> To do
Find and copy lines holding "Room".

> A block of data
※ ※ ※
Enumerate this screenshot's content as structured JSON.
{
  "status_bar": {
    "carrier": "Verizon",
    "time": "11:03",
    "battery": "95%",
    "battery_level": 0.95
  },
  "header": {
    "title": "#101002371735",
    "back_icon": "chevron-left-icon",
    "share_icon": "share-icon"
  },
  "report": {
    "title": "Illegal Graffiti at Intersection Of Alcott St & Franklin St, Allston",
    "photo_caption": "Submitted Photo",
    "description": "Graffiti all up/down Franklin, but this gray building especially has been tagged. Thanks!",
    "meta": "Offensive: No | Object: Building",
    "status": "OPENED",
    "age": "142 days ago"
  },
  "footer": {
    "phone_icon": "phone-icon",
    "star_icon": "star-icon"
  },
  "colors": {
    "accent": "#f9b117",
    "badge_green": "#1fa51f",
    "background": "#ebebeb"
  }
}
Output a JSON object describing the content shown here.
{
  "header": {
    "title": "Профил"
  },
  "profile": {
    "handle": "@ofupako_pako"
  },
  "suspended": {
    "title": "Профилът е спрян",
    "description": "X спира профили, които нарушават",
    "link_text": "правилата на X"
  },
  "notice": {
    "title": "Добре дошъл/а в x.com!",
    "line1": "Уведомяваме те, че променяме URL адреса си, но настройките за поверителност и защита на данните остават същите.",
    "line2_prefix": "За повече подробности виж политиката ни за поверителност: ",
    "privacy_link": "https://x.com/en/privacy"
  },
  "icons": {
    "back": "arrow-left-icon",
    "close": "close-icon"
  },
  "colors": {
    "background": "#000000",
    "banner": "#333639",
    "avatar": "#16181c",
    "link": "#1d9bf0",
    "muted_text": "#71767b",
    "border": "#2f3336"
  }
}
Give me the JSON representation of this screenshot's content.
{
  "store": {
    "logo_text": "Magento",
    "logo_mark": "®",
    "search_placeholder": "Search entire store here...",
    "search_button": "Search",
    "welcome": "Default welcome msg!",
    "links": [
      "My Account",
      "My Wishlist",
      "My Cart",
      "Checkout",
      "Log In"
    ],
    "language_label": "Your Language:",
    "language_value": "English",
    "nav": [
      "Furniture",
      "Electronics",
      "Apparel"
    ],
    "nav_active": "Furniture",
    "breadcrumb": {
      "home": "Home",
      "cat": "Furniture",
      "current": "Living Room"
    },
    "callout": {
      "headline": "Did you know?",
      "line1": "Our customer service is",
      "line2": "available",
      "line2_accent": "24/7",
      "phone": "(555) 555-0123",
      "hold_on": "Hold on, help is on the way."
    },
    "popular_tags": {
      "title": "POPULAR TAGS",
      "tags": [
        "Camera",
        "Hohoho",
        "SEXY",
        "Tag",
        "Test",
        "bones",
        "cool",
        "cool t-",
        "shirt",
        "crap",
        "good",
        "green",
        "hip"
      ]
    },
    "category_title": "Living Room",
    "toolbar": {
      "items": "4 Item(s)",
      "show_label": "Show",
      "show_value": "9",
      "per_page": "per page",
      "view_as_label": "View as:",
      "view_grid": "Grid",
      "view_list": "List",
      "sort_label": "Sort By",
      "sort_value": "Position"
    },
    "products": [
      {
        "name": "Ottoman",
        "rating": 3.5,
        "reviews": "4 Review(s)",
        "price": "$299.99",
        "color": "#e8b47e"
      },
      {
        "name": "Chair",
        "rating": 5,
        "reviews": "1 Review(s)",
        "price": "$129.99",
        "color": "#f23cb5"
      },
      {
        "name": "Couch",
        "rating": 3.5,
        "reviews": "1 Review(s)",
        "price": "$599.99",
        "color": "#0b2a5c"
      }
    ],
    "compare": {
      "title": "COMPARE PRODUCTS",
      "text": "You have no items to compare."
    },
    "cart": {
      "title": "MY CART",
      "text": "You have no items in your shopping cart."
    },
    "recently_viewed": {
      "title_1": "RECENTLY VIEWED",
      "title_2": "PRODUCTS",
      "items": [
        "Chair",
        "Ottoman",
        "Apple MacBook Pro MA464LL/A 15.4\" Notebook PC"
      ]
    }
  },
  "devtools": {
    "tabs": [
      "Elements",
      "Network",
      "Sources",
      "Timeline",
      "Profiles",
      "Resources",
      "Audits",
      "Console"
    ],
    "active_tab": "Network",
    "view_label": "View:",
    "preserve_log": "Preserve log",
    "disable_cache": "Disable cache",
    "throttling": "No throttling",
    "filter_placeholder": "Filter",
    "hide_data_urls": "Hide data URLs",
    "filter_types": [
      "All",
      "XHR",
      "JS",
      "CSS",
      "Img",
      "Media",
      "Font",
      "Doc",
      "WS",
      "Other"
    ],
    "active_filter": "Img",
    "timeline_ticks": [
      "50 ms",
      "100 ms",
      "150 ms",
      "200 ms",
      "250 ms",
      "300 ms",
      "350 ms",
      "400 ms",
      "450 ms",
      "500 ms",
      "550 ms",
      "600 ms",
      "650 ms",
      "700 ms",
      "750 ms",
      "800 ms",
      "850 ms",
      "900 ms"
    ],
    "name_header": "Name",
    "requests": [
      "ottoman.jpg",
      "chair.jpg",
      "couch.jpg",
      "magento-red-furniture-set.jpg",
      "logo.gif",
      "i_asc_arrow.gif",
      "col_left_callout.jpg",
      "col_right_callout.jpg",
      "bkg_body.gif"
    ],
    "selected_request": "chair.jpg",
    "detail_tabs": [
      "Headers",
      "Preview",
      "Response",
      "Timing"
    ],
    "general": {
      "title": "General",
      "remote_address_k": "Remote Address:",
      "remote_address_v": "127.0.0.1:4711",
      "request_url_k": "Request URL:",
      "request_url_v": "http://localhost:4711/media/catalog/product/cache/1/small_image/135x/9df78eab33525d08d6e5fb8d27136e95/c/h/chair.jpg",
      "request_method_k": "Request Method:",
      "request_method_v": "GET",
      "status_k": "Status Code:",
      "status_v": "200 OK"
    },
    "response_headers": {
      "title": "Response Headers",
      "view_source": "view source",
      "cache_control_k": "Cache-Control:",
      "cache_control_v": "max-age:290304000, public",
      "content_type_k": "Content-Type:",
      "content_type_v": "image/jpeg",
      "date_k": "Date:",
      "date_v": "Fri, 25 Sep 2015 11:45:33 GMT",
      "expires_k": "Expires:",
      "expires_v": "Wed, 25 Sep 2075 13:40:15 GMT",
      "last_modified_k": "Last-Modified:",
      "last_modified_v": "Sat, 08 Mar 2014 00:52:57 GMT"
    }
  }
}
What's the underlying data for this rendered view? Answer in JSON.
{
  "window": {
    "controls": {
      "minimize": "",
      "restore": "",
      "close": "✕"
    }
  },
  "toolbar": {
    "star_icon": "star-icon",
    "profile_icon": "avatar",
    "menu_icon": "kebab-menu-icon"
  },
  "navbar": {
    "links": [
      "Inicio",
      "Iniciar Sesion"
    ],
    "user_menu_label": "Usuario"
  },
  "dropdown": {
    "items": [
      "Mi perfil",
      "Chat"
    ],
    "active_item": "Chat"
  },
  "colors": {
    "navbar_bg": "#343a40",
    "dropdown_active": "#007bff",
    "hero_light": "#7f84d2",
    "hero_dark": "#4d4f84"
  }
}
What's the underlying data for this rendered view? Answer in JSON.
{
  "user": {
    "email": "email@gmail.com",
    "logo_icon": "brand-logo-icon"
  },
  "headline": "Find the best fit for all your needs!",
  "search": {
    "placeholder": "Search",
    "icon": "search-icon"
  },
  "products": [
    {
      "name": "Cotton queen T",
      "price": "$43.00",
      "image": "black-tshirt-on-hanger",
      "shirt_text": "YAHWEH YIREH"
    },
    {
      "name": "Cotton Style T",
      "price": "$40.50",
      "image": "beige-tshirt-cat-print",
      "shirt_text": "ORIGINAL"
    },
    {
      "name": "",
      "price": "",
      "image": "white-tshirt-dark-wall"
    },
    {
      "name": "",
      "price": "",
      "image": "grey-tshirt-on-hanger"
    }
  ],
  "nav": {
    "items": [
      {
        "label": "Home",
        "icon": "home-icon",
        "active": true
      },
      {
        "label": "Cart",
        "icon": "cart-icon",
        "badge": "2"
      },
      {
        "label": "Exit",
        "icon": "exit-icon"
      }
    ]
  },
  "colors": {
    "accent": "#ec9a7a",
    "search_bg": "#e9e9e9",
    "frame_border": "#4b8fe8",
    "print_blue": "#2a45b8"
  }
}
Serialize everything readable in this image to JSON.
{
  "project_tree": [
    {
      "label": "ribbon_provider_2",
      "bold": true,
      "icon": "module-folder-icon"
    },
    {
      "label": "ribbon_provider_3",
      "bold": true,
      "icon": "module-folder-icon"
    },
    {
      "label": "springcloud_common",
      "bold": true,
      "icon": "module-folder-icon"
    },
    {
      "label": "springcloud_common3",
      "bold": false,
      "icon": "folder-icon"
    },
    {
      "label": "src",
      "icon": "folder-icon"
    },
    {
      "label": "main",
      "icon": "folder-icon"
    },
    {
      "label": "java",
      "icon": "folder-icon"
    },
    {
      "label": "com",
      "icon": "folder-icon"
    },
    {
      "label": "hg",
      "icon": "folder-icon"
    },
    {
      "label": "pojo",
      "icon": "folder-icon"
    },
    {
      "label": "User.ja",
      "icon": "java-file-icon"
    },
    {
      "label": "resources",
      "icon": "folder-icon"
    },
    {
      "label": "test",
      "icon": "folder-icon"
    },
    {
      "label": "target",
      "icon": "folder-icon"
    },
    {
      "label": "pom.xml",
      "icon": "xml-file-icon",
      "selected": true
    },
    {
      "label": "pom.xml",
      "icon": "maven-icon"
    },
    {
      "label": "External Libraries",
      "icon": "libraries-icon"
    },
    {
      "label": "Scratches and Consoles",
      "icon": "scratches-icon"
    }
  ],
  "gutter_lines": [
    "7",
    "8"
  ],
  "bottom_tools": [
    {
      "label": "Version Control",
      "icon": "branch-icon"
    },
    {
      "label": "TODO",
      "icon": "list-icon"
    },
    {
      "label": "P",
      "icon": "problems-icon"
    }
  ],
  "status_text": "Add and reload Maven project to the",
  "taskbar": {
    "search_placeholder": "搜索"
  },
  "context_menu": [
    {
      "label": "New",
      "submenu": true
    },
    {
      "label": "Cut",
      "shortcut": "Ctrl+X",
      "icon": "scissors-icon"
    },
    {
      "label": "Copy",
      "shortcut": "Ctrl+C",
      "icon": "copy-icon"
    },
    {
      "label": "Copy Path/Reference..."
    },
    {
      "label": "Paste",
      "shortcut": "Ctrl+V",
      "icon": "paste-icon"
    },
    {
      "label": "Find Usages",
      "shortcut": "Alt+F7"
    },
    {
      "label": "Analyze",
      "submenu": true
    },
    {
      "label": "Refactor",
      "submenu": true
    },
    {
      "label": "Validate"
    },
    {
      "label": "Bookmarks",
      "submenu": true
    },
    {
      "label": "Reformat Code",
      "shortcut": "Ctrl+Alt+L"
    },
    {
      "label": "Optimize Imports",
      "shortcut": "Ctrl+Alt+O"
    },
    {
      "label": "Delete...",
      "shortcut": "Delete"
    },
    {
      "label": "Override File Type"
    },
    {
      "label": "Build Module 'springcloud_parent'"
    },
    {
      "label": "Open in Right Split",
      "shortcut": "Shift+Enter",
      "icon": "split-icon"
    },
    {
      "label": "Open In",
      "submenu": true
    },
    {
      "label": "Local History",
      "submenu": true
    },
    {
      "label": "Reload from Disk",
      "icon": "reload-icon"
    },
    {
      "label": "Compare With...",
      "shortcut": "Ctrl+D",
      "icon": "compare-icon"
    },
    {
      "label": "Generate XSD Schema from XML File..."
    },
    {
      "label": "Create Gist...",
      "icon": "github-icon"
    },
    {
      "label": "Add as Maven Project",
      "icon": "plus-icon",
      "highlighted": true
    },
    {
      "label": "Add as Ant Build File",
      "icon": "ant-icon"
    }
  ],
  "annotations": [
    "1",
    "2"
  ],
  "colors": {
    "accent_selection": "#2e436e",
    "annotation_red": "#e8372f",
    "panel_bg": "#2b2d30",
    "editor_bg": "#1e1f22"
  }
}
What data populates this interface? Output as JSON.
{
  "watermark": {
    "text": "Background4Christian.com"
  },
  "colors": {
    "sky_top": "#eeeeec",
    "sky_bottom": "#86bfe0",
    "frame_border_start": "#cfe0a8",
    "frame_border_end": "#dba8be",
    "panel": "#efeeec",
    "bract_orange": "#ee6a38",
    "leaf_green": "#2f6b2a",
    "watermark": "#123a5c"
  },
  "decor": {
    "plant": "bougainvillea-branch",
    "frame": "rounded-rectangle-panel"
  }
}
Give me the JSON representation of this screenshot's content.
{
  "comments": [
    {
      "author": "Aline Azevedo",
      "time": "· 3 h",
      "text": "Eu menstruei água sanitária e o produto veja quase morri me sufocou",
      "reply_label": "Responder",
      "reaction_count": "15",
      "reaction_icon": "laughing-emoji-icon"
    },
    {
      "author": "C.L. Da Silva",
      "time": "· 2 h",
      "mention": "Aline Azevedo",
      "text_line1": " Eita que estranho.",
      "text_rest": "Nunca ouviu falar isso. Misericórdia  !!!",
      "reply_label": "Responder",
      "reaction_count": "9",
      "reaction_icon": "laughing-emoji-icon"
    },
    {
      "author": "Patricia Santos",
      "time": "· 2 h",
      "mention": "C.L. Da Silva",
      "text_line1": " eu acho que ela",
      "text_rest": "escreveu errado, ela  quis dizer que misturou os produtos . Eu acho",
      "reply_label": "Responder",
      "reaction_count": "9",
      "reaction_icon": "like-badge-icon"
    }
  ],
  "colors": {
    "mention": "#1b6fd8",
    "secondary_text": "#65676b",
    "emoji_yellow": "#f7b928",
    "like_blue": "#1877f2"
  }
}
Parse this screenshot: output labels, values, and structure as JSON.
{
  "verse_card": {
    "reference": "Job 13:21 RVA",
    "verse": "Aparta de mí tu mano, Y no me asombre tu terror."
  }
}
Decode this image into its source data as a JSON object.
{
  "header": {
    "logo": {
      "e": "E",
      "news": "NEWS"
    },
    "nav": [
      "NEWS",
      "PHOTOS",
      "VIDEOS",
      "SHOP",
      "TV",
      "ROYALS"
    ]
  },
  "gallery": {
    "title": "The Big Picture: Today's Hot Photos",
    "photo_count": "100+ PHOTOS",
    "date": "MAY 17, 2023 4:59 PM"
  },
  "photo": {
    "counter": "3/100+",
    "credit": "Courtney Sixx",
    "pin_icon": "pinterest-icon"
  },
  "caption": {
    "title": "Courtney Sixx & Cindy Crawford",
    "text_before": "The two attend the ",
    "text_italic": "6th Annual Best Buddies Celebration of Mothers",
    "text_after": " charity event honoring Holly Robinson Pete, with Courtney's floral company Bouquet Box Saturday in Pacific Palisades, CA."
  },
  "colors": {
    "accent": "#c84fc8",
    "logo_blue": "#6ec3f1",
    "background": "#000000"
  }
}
※ ※ ※
> Expected output
      "current": "Living Room"
    "category_title": "Living Room",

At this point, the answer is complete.